> Written problem
Return the listing below verbatim. Pictures do not belong in the copy.

> Dataset
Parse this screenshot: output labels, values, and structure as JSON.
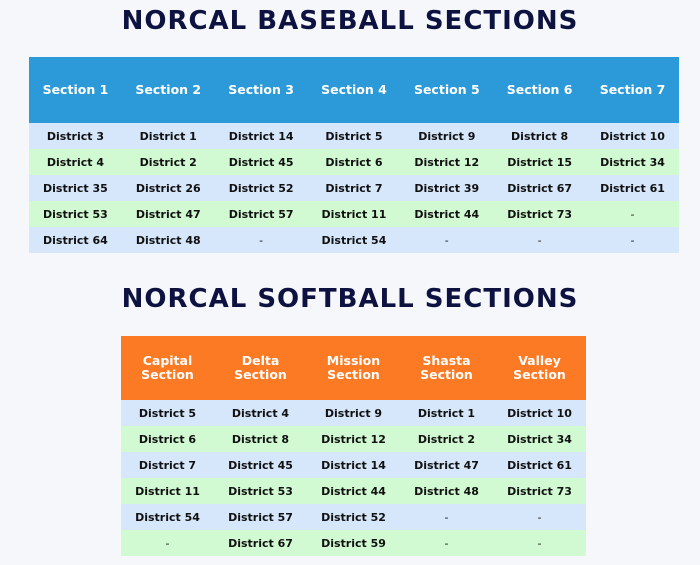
{
  "baseball": {
    "title": "NORCAL BASEBALL SECTIONS",
    "headers": [
      "Section 1",
      "Section 2",
      "Section 3",
      "Section 4",
      "Section 5",
      "Section 6",
      "Section 7"
    ],
    "rows": [
      [
        "District 3",
        "District 1",
        "District 14",
        "District 5",
        "District 9",
        "District 8",
        "District 10"
      ],
      [
        "District 4",
        "District 2",
        "District 45",
        "District 6",
        "District 12",
        "District 15",
        "District 34"
      ],
      [
        "District 35",
        "District 26",
        "District 52",
        "District 7",
        "District 39",
        "District 67",
        "District 61"
      ],
      [
        "District 53",
        "District 47",
        "District 57",
        "District 11",
        "District 44",
        "District 73",
        "-"
      ],
      [
        "District 64",
        "District 48",
        "-",
        "District 54",
        "-",
        "-",
        "-"
      ]
    ],
    "header_color": "#2c9ad9"
  },
  "softball": {
    "title": "NORCAL SOFTBALL SECTIONS",
    "headers": [
      "Capital Section",
      "Delta Section",
      "Mission Section",
      "Shasta Section",
      "Valley Section"
    ],
    "rows": [
      [
        "District 5",
        "District 4",
        "District 9",
        "District 1",
        "District 10"
      ],
      [
        "District 6",
        "District 8",
        "District 12",
        "District 2",
        "District 34"
      ],
      [
        "District 7",
        "District 45",
        "District 14",
        "District 47",
        "District 61"
      ],
      [
        "District 11",
        "District 53",
        "District 44",
        "District 48",
        "District 73"
      ],
      [
        "District 54",
        "District 57",
        "District 52",
        "-",
        "-"
      ],
      [
        "-",
        "District 67",
        "District 59",
        "-",
        "-"
      ]
    ],
    "header_color": "#fb7a23"
  },
  "row_colors": [
    "#d6e6fb",
    "#d2fad2"
  ]
}
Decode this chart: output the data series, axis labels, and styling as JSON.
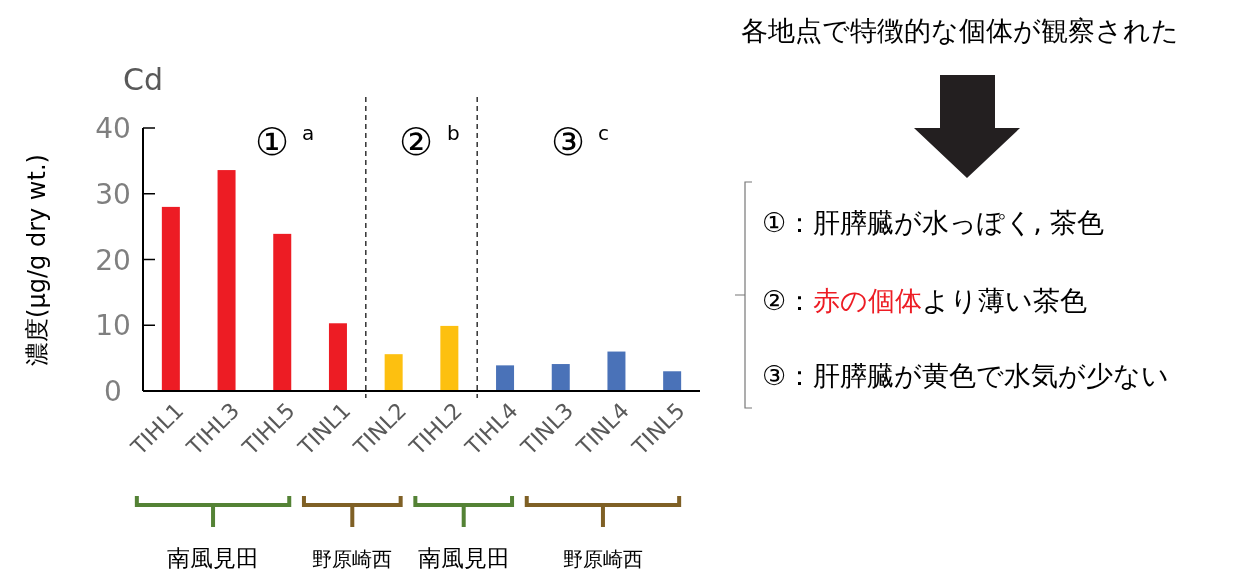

> Written answer
Parse this screenshot: output labels, values, and structure as JSON.
{
  "baseball": {
    "title": "NORCAL BASEBALL SECTIONS",
    "headers": [
      "Section 1",
      "Section 2",
      "Section 3",
      "Section 4",
      "Section 5",
      "Section 6",
      "Section 7"
    ],
    "rows": [
      [
        "District 3",
        "District 1",
        "District 14",
        "District 5",
        "District 9",
        "District 8",
        "District 10"
      ],
      [
        "District 4",
        "District 2",
        "District 45",
        "District 6",
        "District 12",
        "District 15",
        "District 34"
      ],
      [
        "District 35",
        "District 26",
        "District 52",
        "District 7",
        "District 39",
        "District 67",
        "District 61"
      ],
      [
        "District 53",
        "District 47",
        "District 57",
        "District 11",
        "District 44",
        "District 73",
        "-"
      ],
      [
        "District 64",
        "District 48",
        "-",
        "District 54",
        "-",
        "-",
        "-"
      ]
    ],
    "header_color": "#2c9ad9"
  },
  "softball": {
    "title": "NORCAL SOFTBALL SECTIONS",
    "headers": [
      "Capital Section",
      "Delta Section",
      "Mission Section",
      "Shasta Section",
      "Valley Section"
    ],
    "rows": [
      [
        "District 5",
        "District 4",
        "District 9",
        "District 1",
        "District 10"
      ],
      [
        "District 6",
        "District 8",
        "District 12",
        "District 2",
        "District 34"
      ],
      [
        "District 7",
        "District 45",
        "District 14",
        "District 47",
        "District 61"
      ],
      [
        "District 11",
        "District 53",
        "District 44",
        "District 48",
        "District 73"
      ],
      [
        "District 54",
        "District 57",
        "District 52",
        "-",
        "-"
      ],
      [
        "-",
        "District 67",
        "District 59",
        "-",
        "-"
      ]
    ],
    "header_color": "#fb7a23"
  },
  "row_colors": [
    "#d6e6fb",
    "#d2fad2"
  ]
}
Decode this chart: output the data series, axis labels, and styling as JSON.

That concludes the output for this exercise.